Only the lines holding the string "What" are needed. Copy each one.

# START OF Excerpted data

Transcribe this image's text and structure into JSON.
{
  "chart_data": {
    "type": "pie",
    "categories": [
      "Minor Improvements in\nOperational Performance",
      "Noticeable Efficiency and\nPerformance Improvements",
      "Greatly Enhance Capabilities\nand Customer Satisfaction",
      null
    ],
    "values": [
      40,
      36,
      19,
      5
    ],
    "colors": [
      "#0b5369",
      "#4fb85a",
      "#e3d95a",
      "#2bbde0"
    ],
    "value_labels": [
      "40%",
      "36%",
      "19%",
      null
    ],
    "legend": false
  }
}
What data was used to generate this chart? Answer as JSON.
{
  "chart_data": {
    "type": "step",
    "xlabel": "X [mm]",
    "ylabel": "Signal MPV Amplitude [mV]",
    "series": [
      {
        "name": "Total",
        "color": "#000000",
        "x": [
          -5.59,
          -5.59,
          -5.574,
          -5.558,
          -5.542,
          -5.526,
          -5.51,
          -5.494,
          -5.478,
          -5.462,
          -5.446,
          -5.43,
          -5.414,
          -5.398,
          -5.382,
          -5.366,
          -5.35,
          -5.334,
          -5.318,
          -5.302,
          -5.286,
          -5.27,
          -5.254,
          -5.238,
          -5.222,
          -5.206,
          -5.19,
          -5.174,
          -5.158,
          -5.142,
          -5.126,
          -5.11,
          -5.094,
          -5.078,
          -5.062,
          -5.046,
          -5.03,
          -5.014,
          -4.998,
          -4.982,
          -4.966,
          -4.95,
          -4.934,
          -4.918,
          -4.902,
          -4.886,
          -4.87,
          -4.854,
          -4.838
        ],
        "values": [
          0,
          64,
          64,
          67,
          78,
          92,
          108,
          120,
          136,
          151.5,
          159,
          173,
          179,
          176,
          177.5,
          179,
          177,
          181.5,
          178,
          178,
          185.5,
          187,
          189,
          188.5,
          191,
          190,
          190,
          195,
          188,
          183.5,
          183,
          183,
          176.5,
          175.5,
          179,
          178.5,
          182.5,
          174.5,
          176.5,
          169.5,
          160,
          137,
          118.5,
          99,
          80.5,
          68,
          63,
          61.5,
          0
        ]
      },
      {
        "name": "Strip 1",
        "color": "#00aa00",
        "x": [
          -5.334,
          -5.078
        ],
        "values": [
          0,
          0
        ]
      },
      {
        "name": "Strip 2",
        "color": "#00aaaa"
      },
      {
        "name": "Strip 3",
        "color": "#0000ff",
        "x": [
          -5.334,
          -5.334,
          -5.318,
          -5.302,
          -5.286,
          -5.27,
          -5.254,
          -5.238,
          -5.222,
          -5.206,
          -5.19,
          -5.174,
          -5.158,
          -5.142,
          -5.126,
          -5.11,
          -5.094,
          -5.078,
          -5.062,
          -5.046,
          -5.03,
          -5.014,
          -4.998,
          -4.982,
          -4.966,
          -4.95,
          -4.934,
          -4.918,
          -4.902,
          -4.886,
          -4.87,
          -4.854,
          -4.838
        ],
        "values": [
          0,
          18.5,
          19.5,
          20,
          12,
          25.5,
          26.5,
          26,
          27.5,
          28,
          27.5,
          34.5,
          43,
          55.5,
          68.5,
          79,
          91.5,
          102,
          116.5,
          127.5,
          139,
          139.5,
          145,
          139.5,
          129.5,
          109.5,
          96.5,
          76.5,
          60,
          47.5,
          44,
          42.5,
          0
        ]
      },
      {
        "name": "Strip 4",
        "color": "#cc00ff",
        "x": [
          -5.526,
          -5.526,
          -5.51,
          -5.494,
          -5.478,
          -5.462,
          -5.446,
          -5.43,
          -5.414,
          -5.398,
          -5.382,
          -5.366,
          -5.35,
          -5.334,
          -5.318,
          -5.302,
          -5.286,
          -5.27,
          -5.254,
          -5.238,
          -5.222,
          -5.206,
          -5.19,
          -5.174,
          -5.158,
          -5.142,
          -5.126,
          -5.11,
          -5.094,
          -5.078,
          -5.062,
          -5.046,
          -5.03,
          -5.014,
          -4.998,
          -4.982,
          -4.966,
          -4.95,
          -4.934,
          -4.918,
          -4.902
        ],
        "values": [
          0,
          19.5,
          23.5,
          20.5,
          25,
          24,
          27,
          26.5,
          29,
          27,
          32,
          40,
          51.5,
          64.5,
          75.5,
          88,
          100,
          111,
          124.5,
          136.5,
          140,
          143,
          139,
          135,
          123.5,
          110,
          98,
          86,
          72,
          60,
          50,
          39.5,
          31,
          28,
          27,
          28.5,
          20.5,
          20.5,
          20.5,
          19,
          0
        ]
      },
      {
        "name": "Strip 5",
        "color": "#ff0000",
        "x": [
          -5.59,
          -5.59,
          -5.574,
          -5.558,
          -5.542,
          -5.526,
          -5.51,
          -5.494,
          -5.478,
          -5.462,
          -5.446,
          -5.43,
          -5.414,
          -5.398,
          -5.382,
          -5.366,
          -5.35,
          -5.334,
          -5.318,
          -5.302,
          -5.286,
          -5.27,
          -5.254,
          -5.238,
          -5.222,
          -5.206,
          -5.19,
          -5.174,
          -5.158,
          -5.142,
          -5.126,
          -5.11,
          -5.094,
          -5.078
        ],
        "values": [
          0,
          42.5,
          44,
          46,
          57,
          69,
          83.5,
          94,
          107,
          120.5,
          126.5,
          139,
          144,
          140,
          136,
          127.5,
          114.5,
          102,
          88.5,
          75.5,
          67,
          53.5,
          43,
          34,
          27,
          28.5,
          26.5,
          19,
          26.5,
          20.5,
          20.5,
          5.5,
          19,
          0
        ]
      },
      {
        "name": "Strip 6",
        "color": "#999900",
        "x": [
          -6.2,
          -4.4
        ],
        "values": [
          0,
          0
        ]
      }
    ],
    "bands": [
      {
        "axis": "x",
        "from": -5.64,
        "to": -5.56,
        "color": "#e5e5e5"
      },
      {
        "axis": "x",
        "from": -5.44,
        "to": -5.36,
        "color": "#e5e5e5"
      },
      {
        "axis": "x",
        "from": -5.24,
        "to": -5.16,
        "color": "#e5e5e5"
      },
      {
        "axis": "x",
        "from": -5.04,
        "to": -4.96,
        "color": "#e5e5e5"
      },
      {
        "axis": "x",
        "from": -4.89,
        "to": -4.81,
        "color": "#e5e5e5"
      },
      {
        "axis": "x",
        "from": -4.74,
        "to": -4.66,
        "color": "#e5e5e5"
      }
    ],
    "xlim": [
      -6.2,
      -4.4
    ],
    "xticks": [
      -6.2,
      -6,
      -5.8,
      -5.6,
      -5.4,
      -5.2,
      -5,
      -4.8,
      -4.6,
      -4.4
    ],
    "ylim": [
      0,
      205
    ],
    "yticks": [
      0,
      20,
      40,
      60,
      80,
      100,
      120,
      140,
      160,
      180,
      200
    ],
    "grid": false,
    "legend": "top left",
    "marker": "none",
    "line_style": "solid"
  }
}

# END OF Excerpted data
# START OF Excerpted data

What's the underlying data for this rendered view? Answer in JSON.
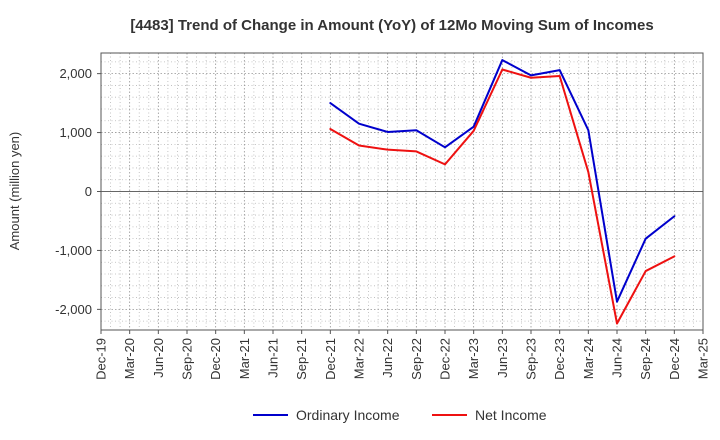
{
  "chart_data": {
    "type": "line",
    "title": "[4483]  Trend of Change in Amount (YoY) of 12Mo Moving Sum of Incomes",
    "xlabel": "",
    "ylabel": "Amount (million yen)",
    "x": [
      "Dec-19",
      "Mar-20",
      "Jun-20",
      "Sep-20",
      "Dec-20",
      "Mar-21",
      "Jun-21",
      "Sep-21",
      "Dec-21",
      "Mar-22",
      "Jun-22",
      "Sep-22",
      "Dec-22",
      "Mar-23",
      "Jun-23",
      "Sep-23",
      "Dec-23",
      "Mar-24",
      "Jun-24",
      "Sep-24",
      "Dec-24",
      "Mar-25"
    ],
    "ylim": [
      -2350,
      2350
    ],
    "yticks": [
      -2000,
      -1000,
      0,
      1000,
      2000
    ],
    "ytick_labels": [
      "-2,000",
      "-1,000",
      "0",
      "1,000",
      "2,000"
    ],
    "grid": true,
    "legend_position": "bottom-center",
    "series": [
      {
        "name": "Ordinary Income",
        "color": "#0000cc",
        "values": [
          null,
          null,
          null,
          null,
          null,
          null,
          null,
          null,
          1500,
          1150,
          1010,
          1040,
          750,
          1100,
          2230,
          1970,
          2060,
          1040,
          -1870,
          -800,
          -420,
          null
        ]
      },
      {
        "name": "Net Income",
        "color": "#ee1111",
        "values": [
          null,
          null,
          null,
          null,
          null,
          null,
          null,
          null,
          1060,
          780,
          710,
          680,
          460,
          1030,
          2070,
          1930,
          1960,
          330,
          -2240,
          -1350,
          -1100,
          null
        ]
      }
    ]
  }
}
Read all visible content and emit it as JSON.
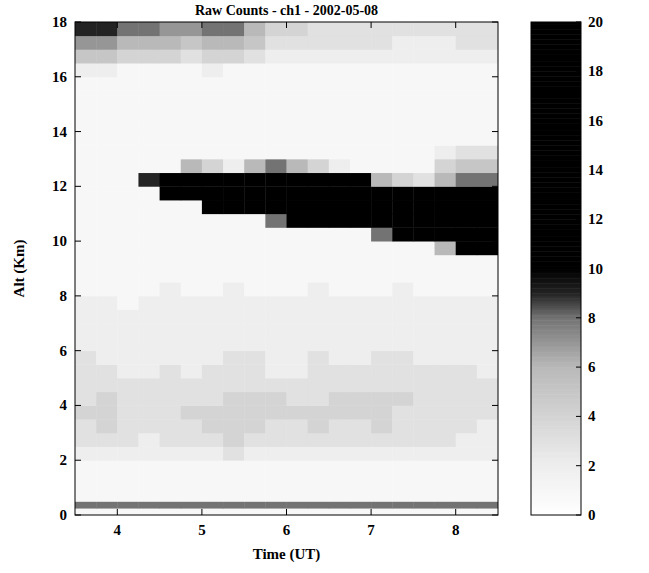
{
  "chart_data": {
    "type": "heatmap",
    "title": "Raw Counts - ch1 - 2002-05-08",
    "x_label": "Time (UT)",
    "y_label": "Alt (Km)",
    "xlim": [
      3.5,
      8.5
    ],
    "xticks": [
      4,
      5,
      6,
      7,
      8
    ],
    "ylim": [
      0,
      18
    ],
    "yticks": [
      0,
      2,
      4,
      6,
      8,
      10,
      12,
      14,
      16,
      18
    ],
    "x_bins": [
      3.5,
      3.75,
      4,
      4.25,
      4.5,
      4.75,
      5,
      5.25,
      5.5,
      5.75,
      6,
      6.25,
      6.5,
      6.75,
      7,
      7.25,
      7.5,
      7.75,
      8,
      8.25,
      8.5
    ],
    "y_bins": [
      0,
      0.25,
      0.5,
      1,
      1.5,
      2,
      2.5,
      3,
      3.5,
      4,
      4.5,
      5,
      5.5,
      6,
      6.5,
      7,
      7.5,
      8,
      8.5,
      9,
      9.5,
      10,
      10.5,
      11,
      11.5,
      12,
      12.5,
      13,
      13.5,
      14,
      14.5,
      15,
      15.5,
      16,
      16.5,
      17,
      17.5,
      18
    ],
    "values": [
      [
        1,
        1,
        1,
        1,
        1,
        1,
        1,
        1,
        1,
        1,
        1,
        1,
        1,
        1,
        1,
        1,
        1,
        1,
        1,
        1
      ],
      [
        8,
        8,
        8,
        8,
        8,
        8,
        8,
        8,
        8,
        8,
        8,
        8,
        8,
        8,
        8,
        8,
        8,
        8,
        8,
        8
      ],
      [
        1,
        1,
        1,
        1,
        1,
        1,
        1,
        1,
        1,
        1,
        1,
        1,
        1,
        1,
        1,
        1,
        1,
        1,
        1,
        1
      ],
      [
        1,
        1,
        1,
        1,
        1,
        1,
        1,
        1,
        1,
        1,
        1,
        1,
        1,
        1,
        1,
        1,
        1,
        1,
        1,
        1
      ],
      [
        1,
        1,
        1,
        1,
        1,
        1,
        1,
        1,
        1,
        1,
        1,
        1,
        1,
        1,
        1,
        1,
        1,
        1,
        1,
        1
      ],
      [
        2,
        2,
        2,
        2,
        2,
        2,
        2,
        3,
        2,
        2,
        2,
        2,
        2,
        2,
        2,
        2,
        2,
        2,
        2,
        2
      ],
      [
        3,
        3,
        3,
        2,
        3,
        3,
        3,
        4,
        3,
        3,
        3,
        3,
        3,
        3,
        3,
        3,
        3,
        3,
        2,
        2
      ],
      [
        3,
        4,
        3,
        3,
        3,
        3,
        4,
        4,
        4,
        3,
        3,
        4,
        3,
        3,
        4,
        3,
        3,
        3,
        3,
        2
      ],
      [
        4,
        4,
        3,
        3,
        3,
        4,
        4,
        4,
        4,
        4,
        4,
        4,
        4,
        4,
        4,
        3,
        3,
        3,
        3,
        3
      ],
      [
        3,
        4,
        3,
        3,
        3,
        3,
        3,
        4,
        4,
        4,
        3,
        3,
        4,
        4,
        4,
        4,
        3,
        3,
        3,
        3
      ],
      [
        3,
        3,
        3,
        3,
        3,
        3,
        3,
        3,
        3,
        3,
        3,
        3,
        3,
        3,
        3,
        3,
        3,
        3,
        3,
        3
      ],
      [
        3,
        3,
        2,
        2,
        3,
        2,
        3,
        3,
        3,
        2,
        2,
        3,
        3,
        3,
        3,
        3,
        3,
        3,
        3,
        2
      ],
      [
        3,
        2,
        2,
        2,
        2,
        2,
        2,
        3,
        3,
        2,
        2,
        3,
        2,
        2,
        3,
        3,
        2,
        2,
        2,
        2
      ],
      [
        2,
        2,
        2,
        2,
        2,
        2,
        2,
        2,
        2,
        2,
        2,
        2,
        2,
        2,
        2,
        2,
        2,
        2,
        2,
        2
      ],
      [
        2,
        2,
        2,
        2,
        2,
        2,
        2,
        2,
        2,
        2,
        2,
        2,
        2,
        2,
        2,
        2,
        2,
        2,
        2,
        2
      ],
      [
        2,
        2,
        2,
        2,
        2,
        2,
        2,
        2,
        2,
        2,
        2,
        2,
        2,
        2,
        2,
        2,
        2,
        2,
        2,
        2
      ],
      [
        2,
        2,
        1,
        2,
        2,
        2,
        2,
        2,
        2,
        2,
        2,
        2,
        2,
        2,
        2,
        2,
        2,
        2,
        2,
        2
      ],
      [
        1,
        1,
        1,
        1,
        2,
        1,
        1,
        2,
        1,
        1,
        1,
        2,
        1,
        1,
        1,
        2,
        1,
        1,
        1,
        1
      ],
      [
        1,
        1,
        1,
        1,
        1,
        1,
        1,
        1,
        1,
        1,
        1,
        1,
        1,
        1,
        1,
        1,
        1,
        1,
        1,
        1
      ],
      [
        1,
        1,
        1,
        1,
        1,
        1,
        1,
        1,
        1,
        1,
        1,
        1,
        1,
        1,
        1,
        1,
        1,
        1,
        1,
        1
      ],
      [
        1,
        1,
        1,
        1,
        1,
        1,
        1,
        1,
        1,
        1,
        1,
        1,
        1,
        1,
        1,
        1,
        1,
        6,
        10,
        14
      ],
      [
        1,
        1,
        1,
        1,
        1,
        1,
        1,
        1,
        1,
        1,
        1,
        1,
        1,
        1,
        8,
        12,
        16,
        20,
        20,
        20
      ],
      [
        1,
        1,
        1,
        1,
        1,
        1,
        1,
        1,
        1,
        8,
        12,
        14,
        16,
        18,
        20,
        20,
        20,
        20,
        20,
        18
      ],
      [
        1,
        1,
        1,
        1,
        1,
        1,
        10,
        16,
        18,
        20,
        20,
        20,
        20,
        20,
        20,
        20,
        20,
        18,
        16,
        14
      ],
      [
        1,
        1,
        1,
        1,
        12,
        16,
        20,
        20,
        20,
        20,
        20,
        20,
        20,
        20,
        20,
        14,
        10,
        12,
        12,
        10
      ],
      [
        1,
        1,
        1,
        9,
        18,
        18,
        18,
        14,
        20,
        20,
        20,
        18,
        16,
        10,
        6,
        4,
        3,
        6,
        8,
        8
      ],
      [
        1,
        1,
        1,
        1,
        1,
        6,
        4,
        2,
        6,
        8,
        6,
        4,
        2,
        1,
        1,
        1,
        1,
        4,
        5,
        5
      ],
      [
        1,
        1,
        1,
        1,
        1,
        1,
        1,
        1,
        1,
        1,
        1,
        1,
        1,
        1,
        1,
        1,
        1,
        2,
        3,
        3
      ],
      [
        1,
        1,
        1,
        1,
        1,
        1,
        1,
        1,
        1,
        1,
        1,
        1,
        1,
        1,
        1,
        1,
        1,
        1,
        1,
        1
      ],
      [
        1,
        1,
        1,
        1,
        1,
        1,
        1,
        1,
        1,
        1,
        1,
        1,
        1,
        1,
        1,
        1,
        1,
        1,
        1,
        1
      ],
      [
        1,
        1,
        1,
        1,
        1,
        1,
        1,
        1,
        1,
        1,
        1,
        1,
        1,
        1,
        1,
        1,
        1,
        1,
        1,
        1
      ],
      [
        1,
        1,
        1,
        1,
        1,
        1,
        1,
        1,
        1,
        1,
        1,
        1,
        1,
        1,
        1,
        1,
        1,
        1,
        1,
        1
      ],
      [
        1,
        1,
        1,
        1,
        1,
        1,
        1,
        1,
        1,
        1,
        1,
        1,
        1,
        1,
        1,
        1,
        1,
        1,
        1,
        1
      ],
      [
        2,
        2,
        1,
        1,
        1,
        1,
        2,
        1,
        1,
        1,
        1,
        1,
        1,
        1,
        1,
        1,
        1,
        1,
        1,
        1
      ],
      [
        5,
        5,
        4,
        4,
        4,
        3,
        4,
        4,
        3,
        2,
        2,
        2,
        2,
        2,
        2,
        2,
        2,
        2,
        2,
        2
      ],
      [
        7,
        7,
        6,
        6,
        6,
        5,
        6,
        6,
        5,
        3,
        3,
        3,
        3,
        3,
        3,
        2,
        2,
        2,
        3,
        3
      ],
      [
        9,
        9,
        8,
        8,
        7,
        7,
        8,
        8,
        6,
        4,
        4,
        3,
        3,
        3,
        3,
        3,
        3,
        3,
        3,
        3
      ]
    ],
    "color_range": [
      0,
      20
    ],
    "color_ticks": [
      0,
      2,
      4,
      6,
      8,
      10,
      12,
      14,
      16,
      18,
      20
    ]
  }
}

# END OF Excerpted data
# START OF Excerpted data

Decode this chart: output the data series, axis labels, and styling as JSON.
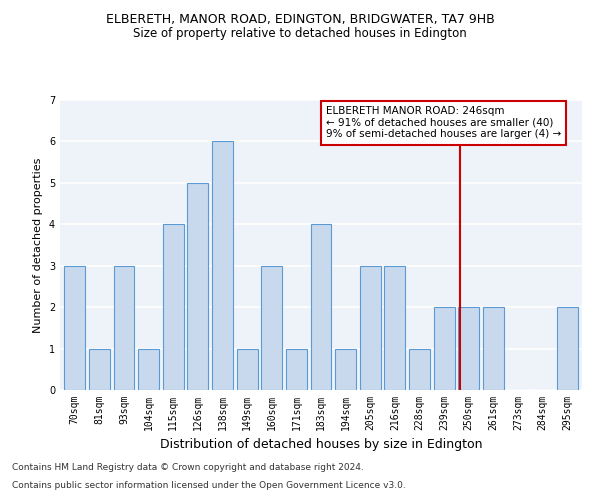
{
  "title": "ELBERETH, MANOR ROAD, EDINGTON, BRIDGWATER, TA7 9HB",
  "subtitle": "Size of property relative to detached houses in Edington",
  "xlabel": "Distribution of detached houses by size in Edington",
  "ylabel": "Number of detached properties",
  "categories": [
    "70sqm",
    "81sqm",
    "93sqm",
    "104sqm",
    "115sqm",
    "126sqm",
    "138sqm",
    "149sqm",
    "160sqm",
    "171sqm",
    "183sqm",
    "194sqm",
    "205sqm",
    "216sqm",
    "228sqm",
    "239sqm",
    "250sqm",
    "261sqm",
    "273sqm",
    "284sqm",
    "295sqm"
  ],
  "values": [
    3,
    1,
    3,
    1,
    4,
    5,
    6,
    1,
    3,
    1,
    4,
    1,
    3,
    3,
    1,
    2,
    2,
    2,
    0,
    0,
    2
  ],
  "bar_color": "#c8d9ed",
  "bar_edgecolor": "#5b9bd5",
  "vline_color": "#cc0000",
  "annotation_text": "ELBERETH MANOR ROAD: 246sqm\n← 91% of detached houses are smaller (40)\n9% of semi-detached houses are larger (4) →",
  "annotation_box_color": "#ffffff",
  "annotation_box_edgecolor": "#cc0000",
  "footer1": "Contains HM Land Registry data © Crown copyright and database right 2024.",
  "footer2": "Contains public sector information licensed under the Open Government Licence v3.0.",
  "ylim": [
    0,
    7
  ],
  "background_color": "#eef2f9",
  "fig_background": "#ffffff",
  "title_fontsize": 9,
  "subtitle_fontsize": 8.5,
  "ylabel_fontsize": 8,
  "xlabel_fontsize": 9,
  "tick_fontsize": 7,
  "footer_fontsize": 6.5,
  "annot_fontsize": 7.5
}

# END OF Excerpted data

» **Written response**:
What data was used to generate this chart? Answer as JSON.
What's the underlying data for this rendered view? Answer in JSON.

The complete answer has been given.